> **Task objective**
Print out every line, exactly as written.

[A run of records]
— start —

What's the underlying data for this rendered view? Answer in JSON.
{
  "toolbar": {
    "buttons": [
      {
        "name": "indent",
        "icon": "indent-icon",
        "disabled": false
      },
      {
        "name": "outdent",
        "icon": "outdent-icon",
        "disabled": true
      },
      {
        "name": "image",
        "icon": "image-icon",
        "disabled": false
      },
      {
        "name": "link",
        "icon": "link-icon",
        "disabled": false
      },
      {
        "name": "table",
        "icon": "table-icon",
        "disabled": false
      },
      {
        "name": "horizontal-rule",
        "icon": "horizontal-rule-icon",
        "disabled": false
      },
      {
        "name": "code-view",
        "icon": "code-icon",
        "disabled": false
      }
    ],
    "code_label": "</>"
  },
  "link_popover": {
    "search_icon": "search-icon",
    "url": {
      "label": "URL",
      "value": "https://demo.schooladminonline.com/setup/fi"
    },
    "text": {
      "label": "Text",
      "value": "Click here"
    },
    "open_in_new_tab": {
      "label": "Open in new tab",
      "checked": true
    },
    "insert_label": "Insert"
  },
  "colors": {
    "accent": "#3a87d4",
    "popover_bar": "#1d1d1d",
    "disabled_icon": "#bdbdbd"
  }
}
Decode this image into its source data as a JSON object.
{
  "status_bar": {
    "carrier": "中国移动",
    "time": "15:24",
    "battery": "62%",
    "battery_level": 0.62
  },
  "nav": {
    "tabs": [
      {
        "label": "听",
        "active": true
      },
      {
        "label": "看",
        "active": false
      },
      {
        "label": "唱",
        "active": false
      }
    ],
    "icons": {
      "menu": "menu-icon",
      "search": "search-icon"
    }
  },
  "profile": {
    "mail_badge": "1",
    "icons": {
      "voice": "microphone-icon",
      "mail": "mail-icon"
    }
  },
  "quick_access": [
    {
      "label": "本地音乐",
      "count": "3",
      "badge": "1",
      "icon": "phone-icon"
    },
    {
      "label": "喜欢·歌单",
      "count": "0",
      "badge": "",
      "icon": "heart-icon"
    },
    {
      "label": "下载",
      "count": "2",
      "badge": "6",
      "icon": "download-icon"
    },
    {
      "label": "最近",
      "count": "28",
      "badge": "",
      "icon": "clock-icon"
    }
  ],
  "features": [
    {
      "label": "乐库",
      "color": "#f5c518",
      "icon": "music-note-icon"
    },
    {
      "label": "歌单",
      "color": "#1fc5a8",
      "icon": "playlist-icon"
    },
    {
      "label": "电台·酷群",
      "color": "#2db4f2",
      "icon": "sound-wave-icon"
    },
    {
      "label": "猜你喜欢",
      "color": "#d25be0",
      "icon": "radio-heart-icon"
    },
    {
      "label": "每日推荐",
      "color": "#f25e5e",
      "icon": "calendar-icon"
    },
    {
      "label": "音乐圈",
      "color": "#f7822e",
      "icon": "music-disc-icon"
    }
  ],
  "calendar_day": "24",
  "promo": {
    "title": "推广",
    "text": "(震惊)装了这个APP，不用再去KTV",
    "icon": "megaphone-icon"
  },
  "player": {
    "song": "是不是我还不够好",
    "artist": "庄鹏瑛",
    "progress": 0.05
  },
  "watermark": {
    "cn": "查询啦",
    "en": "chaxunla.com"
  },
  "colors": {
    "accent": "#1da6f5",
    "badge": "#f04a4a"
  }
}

— end —

> **Output**
What's the underlying data for this rendered view? Answer in JSON.
{
  "toolbar": {
    "buttons": [
      {
        "name": "indent",
        "icon": "indent-icon",
        "disabled": false
      },
      {
        "name": "outdent",
        "icon": "outdent-icon",
        "disabled": true
      },
      {
        "name": "image",
        "icon": "image-icon",
        "disabled": false
      },
      {
        "name": "link",
        "icon": "link-icon",
        "disabled": false
      },
      {
        "name": "table",
        "icon": "table-icon",
        "disabled": false
      },
      {
        "name": "horizontal-rule",
        "icon": "horizontal-rule-icon",
        "disabled": false
      },
      {
        "name": "code-view",
        "icon": "code-icon",
        "disabled": false
      }
    ],
    "code_label": "</>"
  },
  "link_popover": {
    "search_icon": "search-icon",
    "url": {
      "label": "URL",
      "value": "https://demo.schooladminonline.com/setup/fi"
    },
    "text": {
      "label": "Text",
      "value": "Click here"
    },
    "open_in_new_tab": {
      "label": "Open in new tab",
      "checked": true
    },
    "insert_label": "Insert"
  },
  "colors": {
    "accent": "#3a87d4",
    "popover_bar": "#1d1d1d",
    "disabled_icon": "#bdbdbd"
  }
}
Decode this image into its source data as a JSON object.
{
  "status_bar": {
    "carrier": "中国移动",
    "time": "15:24",
    "battery": "62%",
    "battery_level": 0.62
  },
  "nav": {
    "tabs": [
      {
        "label": "听",
        "active": true
      },
      {
        "label": "看",
        "active": false
      },
      {
        "label": "唱",
        "active": false
      }
    ],
    "icons": {
      "menu": "menu-icon",
      "search": "search-icon"
    }
  },
  "profile": {
    "mail_badge": "1",
    "icons": {
      "voice": "microphone-icon",
      "mail": "mail-icon"
    }
  },
  "quick_access": [
    {
      "label": "本地音乐",
      "count": "3",
      "badge": "1",
      "icon": "phone-icon"
    },
    {
      "label": "喜欢·歌单",
      "count": "0",
      "badge": "",
      "icon": "heart-icon"
    },
    {
      "label": "下载",
      "count": "2",
      "badge": "6",
      "icon": "download-icon"
    },
    {
      "label": "最近",
      "count": "28",
      "badge": "",
      "icon": "clock-icon"
    }
  ],
  "features": [
    {
      "label": "乐库",
      "color": "#f5c518",
      "icon": "music-note-icon"
    },
    {
      "label": "歌单",
      "color": "#1fc5a8",
      "icon": "playlist-icon"
    },
    {
      "label": "电台·酷群",
      "color": "#2db4f2",
      "icon": "sound-wave-icon"
    },
    {
      "label": "猜你喜欢",
      "color": "#d25be0",
      "icon": "radio-heart-icon"
    },
    {
      "label": "每日推荐",
      "color": "#f25e5e",
      "icon": "calendar-icon"
    },
    {
      "label": "音乐圈",
      "color": "#f7822e",
      "icon": "music-disc-icon"
    }
  ],
  "calendar_day": "24",
  "promo": {
    "title": "推广",
    "text": "(震惊)装了这个APP，不用再去KTV",
    "icon": "megaphone-icon"
  },
  "player": {
    "song": "是不是我还不够好",
    "artist": "庄鹏瑛",
    "progress": 0.05
  },
  "watermark": {
    "cn": "查询啦",
    "en": "chaxunla.com"
  },
  "colors": {
    "accent": "#1da6f5",
    "badge": "#f04a4a"
  }
}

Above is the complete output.